§ **Brief**
Identify each line below that contains the word "Device", and copy it out.

Items from a dataset:

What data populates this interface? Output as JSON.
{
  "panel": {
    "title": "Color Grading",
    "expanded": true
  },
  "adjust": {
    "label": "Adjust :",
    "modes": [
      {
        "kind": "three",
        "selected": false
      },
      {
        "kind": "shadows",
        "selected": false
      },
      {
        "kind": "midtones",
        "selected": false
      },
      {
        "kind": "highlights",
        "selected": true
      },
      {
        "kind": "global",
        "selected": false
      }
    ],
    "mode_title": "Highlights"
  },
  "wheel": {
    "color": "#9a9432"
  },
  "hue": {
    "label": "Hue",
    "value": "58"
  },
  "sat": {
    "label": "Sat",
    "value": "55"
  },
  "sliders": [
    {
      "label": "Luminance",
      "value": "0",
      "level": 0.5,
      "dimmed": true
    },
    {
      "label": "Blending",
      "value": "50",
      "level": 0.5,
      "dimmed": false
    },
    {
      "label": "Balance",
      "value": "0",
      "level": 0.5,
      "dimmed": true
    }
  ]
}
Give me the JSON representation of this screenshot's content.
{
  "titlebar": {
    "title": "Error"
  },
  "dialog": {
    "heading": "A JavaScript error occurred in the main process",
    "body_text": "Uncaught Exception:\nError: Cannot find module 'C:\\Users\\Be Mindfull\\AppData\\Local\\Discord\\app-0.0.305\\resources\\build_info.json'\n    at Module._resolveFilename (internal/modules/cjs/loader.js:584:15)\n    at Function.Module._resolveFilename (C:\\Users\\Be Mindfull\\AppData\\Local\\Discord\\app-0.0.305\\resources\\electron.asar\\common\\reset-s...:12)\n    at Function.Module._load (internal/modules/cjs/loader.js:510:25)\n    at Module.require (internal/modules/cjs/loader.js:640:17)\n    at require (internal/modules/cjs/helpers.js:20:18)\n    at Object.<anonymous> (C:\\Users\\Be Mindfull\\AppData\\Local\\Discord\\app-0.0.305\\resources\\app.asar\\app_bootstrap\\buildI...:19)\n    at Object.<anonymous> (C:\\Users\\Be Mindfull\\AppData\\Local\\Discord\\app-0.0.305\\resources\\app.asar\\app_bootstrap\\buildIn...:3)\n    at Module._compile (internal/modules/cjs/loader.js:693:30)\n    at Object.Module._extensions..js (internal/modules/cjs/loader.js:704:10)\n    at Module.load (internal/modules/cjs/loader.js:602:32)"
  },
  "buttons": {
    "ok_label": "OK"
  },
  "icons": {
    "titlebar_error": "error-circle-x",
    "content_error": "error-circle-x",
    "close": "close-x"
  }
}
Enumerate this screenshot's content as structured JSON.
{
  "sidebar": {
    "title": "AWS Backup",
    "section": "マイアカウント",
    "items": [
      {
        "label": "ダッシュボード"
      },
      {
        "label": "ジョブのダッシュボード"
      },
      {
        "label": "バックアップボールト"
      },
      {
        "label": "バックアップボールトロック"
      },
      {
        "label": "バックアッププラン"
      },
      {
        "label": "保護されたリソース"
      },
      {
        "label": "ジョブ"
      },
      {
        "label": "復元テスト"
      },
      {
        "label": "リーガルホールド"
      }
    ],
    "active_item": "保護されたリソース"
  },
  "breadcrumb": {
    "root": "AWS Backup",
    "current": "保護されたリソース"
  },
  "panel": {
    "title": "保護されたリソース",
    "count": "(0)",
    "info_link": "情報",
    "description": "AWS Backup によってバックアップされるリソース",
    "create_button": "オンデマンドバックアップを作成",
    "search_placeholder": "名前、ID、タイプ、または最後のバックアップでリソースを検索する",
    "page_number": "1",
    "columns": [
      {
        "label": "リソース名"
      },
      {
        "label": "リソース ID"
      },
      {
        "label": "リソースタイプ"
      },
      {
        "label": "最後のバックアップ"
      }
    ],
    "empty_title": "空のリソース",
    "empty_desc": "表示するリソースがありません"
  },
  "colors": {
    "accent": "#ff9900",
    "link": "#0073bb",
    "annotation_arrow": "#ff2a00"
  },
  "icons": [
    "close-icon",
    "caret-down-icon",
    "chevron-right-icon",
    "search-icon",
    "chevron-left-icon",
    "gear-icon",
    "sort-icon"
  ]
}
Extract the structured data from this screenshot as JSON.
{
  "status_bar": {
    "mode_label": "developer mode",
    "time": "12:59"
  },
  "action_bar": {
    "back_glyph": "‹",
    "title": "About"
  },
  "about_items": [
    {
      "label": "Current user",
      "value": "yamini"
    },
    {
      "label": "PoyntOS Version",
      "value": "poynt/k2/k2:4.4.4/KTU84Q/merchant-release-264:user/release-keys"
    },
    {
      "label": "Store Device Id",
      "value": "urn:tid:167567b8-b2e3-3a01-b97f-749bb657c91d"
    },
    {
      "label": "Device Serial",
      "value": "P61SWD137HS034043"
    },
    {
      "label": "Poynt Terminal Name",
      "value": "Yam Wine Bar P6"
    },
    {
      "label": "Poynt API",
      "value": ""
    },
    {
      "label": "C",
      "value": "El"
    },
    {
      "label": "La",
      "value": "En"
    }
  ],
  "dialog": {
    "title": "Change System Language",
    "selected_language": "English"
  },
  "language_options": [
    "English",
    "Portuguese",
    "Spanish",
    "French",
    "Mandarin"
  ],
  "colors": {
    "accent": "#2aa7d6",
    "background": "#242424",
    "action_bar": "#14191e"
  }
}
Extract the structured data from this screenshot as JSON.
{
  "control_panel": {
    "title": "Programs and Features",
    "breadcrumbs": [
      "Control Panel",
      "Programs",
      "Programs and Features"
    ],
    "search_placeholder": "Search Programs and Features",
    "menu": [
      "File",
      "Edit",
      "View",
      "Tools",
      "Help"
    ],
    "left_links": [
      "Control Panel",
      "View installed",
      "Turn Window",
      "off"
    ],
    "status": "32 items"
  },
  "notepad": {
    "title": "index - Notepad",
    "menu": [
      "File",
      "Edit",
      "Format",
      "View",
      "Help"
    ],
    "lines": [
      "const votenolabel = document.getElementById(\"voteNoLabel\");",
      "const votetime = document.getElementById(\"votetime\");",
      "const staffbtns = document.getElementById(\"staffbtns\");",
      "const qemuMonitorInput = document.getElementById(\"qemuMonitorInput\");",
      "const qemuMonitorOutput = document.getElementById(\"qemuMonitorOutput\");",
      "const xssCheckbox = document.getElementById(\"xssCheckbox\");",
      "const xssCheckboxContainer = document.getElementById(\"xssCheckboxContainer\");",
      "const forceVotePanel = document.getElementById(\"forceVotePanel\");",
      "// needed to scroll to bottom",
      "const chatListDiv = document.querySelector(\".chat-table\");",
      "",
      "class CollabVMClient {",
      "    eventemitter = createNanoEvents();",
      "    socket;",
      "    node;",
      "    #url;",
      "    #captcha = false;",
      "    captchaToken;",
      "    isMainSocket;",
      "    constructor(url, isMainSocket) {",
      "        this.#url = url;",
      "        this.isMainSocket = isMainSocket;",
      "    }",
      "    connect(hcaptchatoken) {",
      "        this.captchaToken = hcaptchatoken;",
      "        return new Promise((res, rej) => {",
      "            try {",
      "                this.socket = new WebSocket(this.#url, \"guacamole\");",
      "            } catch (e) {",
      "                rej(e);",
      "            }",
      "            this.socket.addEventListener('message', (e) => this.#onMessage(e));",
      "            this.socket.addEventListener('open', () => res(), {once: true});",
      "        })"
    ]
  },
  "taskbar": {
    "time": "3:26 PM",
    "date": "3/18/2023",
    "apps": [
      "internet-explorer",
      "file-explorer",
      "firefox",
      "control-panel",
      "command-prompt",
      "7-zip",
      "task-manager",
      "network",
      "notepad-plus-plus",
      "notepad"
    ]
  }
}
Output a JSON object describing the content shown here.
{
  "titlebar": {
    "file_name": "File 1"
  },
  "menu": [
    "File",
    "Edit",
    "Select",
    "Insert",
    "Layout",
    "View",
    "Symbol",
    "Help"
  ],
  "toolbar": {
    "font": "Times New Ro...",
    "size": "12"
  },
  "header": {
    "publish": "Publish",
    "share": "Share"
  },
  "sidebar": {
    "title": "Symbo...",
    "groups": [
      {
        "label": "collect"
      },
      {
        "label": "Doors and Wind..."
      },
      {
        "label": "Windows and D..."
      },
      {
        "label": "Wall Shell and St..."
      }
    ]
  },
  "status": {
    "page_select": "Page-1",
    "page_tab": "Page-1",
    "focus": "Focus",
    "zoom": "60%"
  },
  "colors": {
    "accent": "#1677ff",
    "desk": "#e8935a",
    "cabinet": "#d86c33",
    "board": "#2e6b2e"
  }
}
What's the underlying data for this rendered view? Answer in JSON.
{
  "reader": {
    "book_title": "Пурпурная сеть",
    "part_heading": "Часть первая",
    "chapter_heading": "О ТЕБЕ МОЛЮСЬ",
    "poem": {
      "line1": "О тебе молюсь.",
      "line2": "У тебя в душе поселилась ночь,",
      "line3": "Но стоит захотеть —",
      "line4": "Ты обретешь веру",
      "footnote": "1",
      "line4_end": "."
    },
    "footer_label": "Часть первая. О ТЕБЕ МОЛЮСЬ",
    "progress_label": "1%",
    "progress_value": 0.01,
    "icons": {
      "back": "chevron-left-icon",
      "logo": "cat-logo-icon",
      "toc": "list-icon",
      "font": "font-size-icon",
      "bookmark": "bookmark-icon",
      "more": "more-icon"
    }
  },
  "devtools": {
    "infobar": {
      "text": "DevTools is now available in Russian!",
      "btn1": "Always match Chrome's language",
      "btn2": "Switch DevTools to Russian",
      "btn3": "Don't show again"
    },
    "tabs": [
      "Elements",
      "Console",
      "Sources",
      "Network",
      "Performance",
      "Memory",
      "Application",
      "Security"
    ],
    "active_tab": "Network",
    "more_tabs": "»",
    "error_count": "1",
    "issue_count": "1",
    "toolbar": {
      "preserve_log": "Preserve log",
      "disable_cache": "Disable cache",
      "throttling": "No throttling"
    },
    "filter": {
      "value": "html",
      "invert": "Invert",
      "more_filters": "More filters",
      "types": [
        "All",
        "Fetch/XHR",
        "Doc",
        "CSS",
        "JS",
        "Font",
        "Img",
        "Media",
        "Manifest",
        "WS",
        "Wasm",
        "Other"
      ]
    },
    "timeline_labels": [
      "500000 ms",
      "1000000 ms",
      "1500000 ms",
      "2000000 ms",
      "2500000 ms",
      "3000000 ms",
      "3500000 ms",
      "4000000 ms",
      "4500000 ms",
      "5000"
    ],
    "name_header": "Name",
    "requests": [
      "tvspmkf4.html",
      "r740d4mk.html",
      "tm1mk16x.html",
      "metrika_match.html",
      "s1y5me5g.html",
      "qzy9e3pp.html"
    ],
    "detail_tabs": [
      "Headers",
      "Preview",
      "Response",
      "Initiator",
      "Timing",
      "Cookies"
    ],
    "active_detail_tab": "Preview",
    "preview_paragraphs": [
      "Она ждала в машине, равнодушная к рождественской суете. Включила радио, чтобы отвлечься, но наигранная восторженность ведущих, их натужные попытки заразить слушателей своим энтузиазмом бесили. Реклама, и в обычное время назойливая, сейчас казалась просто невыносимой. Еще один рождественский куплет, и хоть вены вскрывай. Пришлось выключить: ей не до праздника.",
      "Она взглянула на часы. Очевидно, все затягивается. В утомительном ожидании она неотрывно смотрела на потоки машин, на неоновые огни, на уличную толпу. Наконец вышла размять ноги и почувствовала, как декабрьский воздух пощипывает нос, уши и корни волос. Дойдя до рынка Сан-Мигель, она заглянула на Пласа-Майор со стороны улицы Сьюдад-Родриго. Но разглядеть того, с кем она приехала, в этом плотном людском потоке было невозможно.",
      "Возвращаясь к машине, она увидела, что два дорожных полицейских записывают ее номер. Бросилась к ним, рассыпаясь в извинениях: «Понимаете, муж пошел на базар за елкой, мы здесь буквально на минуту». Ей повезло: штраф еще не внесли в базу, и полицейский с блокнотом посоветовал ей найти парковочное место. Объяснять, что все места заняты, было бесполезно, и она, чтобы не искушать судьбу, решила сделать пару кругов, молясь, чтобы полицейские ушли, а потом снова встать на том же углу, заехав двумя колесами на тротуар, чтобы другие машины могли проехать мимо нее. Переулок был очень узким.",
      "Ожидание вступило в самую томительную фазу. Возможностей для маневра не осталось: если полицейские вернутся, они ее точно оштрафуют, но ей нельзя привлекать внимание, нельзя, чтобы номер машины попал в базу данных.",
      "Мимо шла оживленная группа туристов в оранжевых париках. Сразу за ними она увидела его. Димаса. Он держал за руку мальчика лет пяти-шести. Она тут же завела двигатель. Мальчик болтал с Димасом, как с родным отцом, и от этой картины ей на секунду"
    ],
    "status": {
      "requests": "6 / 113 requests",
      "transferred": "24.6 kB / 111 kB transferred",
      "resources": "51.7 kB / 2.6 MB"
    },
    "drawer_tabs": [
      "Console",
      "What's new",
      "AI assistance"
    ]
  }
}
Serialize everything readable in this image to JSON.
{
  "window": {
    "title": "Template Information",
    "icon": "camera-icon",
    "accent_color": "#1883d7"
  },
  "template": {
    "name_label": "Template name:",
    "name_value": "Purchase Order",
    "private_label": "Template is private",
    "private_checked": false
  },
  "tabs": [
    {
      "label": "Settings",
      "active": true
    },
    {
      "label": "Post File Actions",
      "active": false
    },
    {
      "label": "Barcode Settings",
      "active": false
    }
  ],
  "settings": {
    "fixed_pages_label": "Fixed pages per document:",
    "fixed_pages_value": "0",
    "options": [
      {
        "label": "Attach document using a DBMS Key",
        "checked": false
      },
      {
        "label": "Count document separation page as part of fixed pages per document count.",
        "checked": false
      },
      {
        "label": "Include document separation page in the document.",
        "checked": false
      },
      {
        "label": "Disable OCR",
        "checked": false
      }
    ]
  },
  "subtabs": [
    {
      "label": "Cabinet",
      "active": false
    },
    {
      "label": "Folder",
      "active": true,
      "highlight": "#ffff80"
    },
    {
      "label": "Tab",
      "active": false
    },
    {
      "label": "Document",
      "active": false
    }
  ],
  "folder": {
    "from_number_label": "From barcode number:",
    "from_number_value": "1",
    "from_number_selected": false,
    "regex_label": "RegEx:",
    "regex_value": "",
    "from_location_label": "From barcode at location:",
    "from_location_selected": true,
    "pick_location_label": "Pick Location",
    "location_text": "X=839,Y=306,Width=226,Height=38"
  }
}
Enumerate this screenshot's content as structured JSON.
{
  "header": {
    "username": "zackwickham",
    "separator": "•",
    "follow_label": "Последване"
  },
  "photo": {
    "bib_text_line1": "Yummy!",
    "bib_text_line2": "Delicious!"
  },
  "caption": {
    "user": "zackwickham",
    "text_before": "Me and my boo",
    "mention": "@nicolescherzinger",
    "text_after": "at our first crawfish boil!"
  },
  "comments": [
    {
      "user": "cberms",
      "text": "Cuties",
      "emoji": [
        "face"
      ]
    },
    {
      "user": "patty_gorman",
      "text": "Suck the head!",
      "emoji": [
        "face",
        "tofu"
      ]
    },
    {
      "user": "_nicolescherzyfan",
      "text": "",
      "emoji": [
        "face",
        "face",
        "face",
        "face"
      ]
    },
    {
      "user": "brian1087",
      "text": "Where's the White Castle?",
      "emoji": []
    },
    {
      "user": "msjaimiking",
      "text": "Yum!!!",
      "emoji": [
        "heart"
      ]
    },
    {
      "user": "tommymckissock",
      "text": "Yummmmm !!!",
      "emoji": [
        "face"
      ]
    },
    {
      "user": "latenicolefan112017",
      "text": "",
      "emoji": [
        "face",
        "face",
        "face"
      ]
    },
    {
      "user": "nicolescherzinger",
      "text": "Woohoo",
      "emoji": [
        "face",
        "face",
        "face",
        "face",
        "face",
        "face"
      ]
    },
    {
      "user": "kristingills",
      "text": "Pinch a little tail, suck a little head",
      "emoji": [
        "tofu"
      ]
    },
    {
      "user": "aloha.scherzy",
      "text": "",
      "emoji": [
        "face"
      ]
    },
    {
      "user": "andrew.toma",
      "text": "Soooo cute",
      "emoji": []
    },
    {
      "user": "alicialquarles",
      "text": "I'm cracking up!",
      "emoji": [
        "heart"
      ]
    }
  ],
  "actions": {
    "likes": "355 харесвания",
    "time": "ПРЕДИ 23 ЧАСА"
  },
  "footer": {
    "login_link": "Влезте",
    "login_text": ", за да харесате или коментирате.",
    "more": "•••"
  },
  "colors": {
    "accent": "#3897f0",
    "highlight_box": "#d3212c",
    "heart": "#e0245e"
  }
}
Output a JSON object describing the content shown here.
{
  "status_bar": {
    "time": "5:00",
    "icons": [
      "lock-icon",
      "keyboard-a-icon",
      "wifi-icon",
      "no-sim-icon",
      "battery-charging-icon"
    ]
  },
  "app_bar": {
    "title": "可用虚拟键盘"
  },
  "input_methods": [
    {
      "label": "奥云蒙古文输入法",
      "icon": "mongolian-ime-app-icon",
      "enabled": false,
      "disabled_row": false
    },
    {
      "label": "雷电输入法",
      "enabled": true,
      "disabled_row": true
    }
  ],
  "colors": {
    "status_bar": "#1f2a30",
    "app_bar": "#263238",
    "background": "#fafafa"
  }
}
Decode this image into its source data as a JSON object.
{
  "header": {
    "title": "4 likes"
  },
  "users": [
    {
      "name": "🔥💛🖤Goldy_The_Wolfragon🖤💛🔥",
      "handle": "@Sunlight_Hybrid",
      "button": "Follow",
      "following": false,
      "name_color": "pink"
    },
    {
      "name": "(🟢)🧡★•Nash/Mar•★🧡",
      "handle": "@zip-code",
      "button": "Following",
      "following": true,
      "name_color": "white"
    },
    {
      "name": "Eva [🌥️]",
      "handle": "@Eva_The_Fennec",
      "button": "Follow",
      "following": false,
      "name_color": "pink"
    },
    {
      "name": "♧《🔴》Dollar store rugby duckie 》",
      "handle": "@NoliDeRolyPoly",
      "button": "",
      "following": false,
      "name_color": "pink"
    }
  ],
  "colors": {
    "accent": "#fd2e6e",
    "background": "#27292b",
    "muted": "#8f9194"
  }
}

§ **The output**
      "label": "Store Device Id",
      "label": "Device Serial",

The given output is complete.